■ **DOCUMENT EXTRACT**
Controller hangs perpetually if a Slurm worker is killed via OOM

multimeric commented 1 year ago

Prework

[x] Read and agree to the Contributor Code of Conduct and contributing guidelines.
[x] Confirm that your issue is a genuine bug in the crew.cluster package itself and not a user error, known limitation, or issue from another package that crew.cluster depends on.
[x] If there is already a relevant issue, whether open or closed, comment on the existing thread instead of posting a new issue.
[x] Post a minimal reproducible example like this one so the maintainer can troubleshoot the problems you identify. A reproducible example is:
- [x] Runnable: post enough R code and data so any onlooker can create the error on their own computer.
- [x] Minimal: reduce runtime wherever possible and remove complicated details that are irrelevant to the issue at hand.
- [x] Readable: format your code according to the tidyverse style guide.

Description

When you submit a task to the Slurm controller which uses greater memory than allocated by Slurm, the Slurm job itself will fail with OOM, but the controller just hangs forever instead of reporting this fatal error.

■ **GIVEN RECORDS**
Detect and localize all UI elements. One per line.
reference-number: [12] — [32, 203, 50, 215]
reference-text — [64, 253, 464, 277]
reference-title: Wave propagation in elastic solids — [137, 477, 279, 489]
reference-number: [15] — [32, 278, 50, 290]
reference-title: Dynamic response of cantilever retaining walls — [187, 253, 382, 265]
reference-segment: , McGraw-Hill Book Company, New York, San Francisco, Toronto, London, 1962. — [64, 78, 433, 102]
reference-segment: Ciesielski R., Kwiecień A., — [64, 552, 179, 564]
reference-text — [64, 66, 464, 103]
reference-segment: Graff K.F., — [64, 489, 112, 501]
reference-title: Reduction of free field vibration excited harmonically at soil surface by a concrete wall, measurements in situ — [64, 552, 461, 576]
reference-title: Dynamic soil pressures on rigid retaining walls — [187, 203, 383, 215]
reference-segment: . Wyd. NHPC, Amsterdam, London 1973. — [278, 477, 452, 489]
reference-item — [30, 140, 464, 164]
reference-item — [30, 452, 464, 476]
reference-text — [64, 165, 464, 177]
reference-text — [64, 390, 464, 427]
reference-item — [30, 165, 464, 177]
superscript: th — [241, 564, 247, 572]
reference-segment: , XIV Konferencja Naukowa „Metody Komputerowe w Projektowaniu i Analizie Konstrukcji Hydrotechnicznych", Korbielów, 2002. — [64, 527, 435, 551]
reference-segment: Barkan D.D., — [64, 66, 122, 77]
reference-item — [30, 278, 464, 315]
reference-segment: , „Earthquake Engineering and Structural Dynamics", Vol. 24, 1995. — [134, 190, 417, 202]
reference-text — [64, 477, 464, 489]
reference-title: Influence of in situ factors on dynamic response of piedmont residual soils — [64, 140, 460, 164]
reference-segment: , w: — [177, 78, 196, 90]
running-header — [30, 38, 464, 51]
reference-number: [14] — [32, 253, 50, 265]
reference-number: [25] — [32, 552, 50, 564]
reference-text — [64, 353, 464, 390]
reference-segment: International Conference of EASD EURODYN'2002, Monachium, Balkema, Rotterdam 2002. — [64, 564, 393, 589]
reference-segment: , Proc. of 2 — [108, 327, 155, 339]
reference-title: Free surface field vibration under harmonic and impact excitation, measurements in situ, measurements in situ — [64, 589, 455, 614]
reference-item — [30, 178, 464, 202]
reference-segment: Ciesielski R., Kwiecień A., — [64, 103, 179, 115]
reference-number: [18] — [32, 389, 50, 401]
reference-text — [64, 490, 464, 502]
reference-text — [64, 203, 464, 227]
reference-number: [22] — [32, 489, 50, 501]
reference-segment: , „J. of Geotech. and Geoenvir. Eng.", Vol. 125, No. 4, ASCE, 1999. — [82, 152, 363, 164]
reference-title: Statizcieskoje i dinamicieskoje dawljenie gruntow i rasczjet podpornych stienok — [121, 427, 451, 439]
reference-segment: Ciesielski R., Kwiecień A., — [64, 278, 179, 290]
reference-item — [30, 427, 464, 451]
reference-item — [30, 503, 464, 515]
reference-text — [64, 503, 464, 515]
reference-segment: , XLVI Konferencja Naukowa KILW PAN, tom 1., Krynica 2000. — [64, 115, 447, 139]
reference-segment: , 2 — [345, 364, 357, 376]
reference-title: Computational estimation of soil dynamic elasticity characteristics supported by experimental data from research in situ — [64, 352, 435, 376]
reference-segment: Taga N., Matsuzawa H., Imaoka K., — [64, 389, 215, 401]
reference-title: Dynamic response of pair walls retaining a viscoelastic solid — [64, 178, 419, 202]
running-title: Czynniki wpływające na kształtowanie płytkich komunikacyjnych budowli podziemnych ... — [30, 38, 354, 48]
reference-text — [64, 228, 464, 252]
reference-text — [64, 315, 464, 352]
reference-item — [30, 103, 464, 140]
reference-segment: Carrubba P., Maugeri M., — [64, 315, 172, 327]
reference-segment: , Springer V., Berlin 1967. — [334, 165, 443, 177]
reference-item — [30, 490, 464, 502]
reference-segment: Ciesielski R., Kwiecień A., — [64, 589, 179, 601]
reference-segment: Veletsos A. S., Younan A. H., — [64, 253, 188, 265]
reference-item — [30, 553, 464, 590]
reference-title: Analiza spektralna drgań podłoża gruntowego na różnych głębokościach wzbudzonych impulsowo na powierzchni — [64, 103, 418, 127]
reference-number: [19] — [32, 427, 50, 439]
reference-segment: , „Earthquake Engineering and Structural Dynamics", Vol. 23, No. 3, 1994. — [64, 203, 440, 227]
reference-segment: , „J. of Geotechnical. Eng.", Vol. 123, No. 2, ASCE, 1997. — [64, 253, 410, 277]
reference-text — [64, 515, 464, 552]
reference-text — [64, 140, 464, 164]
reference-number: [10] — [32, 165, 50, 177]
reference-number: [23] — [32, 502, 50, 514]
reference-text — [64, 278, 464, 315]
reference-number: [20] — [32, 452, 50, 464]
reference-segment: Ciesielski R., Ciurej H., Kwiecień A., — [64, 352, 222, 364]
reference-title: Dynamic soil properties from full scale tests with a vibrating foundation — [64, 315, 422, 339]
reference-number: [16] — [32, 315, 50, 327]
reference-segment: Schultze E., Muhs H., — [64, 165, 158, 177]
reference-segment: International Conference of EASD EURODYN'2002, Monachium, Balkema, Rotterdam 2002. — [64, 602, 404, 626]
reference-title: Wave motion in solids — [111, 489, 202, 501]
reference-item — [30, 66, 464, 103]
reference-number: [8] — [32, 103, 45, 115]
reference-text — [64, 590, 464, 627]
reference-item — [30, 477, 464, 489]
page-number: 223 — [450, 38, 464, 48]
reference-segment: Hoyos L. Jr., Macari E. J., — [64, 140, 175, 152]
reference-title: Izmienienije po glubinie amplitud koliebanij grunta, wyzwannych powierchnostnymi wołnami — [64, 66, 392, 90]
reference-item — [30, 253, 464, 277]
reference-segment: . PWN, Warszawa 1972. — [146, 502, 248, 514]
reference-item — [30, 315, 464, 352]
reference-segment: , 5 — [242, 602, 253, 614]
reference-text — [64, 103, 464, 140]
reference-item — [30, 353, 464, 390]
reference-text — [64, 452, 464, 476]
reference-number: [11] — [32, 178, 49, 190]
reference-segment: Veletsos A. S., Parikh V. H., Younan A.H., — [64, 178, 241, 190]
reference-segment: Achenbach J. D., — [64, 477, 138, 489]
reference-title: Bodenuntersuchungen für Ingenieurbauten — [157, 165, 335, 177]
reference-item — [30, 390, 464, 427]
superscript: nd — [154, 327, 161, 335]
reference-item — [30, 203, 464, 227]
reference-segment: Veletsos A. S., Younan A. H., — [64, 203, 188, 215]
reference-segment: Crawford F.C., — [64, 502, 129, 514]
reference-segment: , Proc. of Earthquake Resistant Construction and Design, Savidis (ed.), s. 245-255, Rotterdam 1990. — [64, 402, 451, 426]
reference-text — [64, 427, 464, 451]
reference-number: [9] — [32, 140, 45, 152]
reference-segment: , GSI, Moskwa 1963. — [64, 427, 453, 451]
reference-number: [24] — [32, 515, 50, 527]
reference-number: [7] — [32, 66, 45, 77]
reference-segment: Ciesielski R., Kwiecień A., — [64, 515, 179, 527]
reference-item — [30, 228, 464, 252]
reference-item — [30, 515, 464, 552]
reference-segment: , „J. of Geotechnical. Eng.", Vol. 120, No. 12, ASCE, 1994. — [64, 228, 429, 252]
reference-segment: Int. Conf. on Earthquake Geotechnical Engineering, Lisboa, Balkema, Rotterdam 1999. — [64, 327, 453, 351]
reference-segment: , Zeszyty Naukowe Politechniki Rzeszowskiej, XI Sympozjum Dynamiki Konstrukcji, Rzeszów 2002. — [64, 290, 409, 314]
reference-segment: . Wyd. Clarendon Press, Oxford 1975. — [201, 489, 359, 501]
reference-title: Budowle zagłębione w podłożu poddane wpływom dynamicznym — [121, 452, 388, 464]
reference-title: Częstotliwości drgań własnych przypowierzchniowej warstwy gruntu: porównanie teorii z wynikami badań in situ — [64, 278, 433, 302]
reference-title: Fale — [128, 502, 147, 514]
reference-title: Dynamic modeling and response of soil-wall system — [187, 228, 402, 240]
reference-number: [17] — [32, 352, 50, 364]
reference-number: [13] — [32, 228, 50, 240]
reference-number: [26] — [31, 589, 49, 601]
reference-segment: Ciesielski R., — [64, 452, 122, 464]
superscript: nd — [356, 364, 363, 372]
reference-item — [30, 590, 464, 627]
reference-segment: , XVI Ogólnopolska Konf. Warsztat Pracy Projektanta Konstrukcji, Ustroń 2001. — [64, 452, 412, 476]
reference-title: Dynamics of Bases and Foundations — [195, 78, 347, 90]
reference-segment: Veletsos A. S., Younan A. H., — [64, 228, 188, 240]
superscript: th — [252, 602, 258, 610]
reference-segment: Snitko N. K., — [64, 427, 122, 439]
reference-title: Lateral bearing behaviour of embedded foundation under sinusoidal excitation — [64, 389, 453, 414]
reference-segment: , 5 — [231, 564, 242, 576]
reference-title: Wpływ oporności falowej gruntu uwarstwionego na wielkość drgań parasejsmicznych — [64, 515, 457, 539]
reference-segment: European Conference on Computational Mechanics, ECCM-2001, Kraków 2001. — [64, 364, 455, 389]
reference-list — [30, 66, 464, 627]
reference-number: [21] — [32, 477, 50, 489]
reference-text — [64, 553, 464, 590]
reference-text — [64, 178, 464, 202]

■ **SHORT TASK**
Proceed with the bug report about the hanging Slurm controller, starting right after its last sentence. You can set the listing aside.

■ **EXERCISE RESULT**
Reproducible example

The following will run forever:

library(crew.cluster)
controller = crew_controller_slurm(
    workers = 3,
    script_lines = "module load R",
    slurm_memory_gigabytes_per_cpu = 1,
    slurm_cpus_per_task = 1
  )
controller$start()
controller$push(name = "foo", command = rnorm(10E9))
controller$wait()

Expected result

In the above case, I expect the worker to be submitted, and the command to be attempted, as it currently does. However at the point of the worker being killed, I would expect crew (mirai?) to detect this, and report it as a pipeline failure.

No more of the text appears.